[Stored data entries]
# # # # #

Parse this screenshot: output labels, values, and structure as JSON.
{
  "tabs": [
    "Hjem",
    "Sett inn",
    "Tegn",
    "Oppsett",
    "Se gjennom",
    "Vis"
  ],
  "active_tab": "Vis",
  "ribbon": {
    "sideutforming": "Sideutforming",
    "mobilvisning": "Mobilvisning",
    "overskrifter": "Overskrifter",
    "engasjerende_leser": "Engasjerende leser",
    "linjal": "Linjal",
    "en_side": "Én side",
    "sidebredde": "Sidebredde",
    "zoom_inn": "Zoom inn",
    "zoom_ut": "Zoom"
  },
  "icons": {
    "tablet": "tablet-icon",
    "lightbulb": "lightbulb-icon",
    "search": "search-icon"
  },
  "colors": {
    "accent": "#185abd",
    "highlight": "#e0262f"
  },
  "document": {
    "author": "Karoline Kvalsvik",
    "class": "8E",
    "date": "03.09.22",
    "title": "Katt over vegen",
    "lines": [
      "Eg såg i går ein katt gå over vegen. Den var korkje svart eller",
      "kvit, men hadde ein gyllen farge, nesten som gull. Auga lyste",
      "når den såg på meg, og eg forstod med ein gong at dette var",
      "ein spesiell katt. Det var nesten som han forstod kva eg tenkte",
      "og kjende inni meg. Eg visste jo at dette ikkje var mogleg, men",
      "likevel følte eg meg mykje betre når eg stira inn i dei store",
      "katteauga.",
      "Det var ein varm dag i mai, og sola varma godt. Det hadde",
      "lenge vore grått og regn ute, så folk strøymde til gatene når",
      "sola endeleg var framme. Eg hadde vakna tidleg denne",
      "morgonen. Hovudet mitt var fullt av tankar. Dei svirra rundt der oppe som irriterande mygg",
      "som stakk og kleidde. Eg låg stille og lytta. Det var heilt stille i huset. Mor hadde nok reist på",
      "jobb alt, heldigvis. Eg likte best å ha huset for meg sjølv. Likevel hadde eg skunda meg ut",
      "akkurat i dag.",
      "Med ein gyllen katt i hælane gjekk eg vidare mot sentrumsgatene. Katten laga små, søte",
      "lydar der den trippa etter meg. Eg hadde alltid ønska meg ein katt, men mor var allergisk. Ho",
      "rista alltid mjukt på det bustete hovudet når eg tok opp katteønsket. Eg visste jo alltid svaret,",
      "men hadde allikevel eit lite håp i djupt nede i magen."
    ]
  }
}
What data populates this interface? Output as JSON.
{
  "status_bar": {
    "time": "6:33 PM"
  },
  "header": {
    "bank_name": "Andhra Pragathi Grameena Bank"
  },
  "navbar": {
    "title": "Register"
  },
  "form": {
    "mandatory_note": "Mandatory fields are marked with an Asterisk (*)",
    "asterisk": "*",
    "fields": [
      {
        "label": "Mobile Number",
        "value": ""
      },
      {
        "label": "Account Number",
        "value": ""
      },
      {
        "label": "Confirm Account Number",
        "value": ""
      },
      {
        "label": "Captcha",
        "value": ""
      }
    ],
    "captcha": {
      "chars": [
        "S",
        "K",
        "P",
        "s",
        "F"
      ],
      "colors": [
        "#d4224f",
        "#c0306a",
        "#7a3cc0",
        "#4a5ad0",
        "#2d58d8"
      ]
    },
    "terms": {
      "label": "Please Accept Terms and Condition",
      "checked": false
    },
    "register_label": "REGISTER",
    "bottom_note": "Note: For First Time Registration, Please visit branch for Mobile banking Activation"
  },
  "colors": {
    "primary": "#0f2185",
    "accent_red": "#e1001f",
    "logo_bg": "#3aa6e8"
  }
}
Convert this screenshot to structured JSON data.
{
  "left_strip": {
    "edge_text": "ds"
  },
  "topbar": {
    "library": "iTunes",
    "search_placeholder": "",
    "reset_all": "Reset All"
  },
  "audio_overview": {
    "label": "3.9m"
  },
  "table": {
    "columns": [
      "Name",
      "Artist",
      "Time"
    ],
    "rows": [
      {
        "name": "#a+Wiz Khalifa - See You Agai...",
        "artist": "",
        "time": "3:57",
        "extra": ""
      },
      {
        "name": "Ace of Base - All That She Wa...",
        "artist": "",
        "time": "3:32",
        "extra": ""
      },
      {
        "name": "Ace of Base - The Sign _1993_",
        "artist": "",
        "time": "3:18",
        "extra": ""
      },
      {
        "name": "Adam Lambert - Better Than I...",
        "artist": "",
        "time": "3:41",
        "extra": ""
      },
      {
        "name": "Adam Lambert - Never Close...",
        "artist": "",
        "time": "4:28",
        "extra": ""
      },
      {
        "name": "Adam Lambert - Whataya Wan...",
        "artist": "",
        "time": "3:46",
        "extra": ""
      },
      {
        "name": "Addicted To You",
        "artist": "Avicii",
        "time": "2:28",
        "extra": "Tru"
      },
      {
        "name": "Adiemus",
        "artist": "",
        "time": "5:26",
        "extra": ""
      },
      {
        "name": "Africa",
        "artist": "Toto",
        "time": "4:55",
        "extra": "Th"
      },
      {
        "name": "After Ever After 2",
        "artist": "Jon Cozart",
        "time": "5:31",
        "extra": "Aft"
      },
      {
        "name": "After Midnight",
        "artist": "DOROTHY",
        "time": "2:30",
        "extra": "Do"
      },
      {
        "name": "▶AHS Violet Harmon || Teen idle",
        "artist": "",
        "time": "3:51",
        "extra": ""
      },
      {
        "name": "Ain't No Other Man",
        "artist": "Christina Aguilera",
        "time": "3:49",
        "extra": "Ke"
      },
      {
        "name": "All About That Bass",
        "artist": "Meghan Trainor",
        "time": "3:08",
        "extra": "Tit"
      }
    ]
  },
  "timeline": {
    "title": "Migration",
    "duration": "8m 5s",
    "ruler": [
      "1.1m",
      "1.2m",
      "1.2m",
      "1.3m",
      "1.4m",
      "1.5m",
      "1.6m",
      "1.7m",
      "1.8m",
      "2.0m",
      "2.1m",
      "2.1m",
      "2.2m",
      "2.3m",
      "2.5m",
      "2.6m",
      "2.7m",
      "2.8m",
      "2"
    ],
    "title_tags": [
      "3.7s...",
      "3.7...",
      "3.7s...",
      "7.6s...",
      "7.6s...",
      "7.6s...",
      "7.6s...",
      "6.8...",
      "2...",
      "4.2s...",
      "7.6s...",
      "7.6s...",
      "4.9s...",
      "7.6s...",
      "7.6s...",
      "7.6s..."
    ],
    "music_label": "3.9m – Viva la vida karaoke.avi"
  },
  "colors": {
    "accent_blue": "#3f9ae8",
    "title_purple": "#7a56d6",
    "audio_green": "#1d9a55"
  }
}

# # # # #

» WORK INSTRUCTIONS: Each line of the listing should be echoed back exactly.

» FINISHED ANSWER:
Parse this screenshot: output labels, values, and structure as JSON.
{
  "tabs": [
    "Hjem",
    "Sett inn",
    "Tegn",
    "Oppsett",
    "Se gjennom",
    "Vis"
  ],
  "active_tab": "Vis",
  "ribbon": {
    "sideutforming": "Sideutforming",
    "mobilvisning": "Mobilvisning",
    "overskrifter": "Overskrifter",
    "engasjerende_leser": "Engasjerende leser",
    "linjal": "Linjal",
    "en_side": "Én side",
    "sidebredde": "Sidebredde",
    "zoom_inn": "Zoom inn",
    "zoom_ut": "Zoom"
  },
  "icons": {
    "tablet": "tablet-icon",
    "lightbulb": "lightbulb-icon",
    "search": "search-icon"
  },
  "colors": {
    "accent": "#185abd",
    "highlight": "#e0262f"
  },
  "document": {
    "author": "Karoline Kvalsvik",
    "class": "8E",
    "date": "03.09.22",
    "title": "Katt over vegen",
    "lines": [
      "Eg såg i går ein katt gå over vegen. Den var korkje svart eller",
      "kvit, men hadde ein gyllen farge, nesten som gull. Auga lyste",
      "når den såg på meg, og eg forstod med ein gong at dette var",
      "ein spesiell katt. Det var nesten som han forstod kva eg tenkte",
      "og kjende inni meg. Eg visste jo at dette ikkje var mogleg, men",
      "likevel følte eg meg mykje betre når eg stira inn i dei store",
      "katteauga.",
      "Det var ein varm dag i mai, og sola varma godt. Det hadde",
      "lenge vore grått og regn ute, så folk strøymde til gatene når",
      "sola endeleg var framme. Eg hadde vakna tidleg denne",
      "morgonen. Hovudet mitt var fullt av tankar. Dei svirra rundt der oppe som irriterande mygg",
      "som stakk og kleidde. Eg låg stille og lytta. Det var heilt stille i huset. Mor hadde nok reist på",
      "jobb alt, heldigvis. Eg likte best å ha huset for meg sjølv. Likevel hadde eg skunda meg ut",
      "akkurat i dag.",
      "Med ein gyllen katt i hælane gjekk eg vidare mot sentrumsgatene. Katten laga små, søte",
      "lydar der den trippa etter meg. Eg hadde alltid ønska meg ein katt, men mor var allergisk. Ho",
      "rista alltid mjukt på det bustete hovudet når eg tok opp katteønsket. Eg visste jo alltid svaret,",
      "men hadde allikevel eit lite håp i djupt nede i magen."
    ]
  }
}
What data populates this interface? Output as JSON.
{
  "status_bar": {
    "time": "6:33 PM"
  },
  "header": {
    "bank_name": "Andhra Pragathi Grameena Bank"
  },
  "navbar": {
    "title": "Register"
  },
  "form": {
    "mandatory_note": "Mandatory fields are marked with an Asterisk (*)",
    "asterisk": "*",
    "fields": [
      {
        "label": "Mobile Number",
        "value": ""
      },
      {
        "label": "Account Number",
        "value": ""
      },
      {
        "label": "Confirm Account Number",
        "value": ""
      },
      {
        "label": "Captcha",
        "value": ""
      }
    ],
    "captcha": {
      "chars": [
        "S",
        "K",
        "P",
        "s",
        "F"
      ],
      "colors": [
        "#d4224f",
        "#c0306a",
        "#7a3cc0",
        "#4a5ad0",
        "#2d58d8"
      ]
    },
    "terms": {
      "label": "Please Accept Terms and Condition",
      "checked": false
    },
    "register_label": "REGISTER",
    "bottom_note": "Note: For First Time Registration, Please visit branch for Mobile banking Activation"
  },
  "colors": {
    "primary": "#0f2185",
    "accent_red": "#e1001f",
    "logo_bg": "#3aa6e8"
  }
}
Convert this screenshot to structured JSON data.
{
  "left_strip": {
    "edge_text": "ds"
  },
  "topbar": {
    "library": "iTunes",
    "search_placeholder": "",
    "reset_all": "Reset All"
  },
  "audio_overview": {
    "label": "3.9m"
  },
  "table": {
    "columns": [
      "Name",
      "Artist",
      "Time"
    ],
    "rows": [
      {
        "name": "#a+Wiz Khalifa - See You Agai...",
        "artist": "",
        "time": "3:57",
        "extra": ""
      },
      {
        "name": "Ace of Base - All That She Wa...",
        "artist": "",
        "time": "3:32",
        "extra": ""
      },
      {
        "name": "Ace of Base - The Sign _1993_",
        "artist": "",
        "time": "3:18",
        "extra": ""
      },
      {
        "name": "Adam Lambert - Better Than I...",
        "artist": "",
        "time": "3:41",
        "extra": ""
      },
      {
        "name": "Adam Lambert - Never Close...",
        "artist": "",
        "time": "4:28",
        "extra": ""
      },
      {
        "name": "Adam Lambert - Whataya Wan...",
        "artist": "",
        "time": "3:46",
        "extra": ""
      },
      {
        "name": "Addicted To You",
        "artist": "Avicii",
        "time": "2:28",
        "extra": "Tru"
      },
      {
        "name": "Adiemus",
        "artist": "",
        "time": "5:26",
        "extra": ""
      },
      {
        "name": "Africa",
        "artist": "Toto",
        "time": "4:55",
        "extra": "Th"
      },
      {
        "name": "After Ever After 2",
        "artist": "Jon Cozart",
        "time": "5:31",
        "extra": "Aft"
      },
      {
        "name": "After Midnight",
        "artist": "DOROTHY",
        "time": "2:30",
        "extra": "Do"
      },
      {
        "name": "▶AHS Violet Harmon || Teen idle",
        "artist": "",
        "time": "3:51",
        "extra": ""
      },
      {
        "name": "Ain't No Other Man",
        "artist": "Christina Aguilera",
        "time": "3:49",
        "extra": "Ke"
      },
      {
        "name": "All About That Bass",
        "artist": "Meghan Trainor",
        "time": "3:08",
        "extra": "Tit"
      }
    ]
  },
  "timeline": {
    "title": "Migration",
    "duration": "8m 5s",
    "ruler": [
      "1.1m",
      "1.2m",
      "1.2m",
      "1.3m",
      "1.4m",
      "1.5m",
      "1.6m",
      "1.7m",
      "1.8m",
      "2.0m",
      "2.1m",
      "2.1m",
      "2.2m",
      "2.3m",
      "2.5m",
      "2.6m",
      "2.7m",
      "2.8m",
      "2"
    ],
    "title_tags": [
      "3.7s...",
      "3.7...",
      "3.7s...",
      "7.6s...",
      "7.6s...",
      "7.6s...",
      "7.6s...",
      "6.8...",
      "2...",
      "4.2s...",
      "7.6s...",
      "7.6s...",
      "4.9s...",
      "7.6s...",
      "7.6s...",
      "7.6s..."
    ],
    "music_label": "3.9m – Viva la vida karaoke.avi"
  },
  "colors": {
    "accent_blue": "#3f9ae8",
    "title_purple": "#7a56d6",
    "audio_green": "#1d9a55"
  }
}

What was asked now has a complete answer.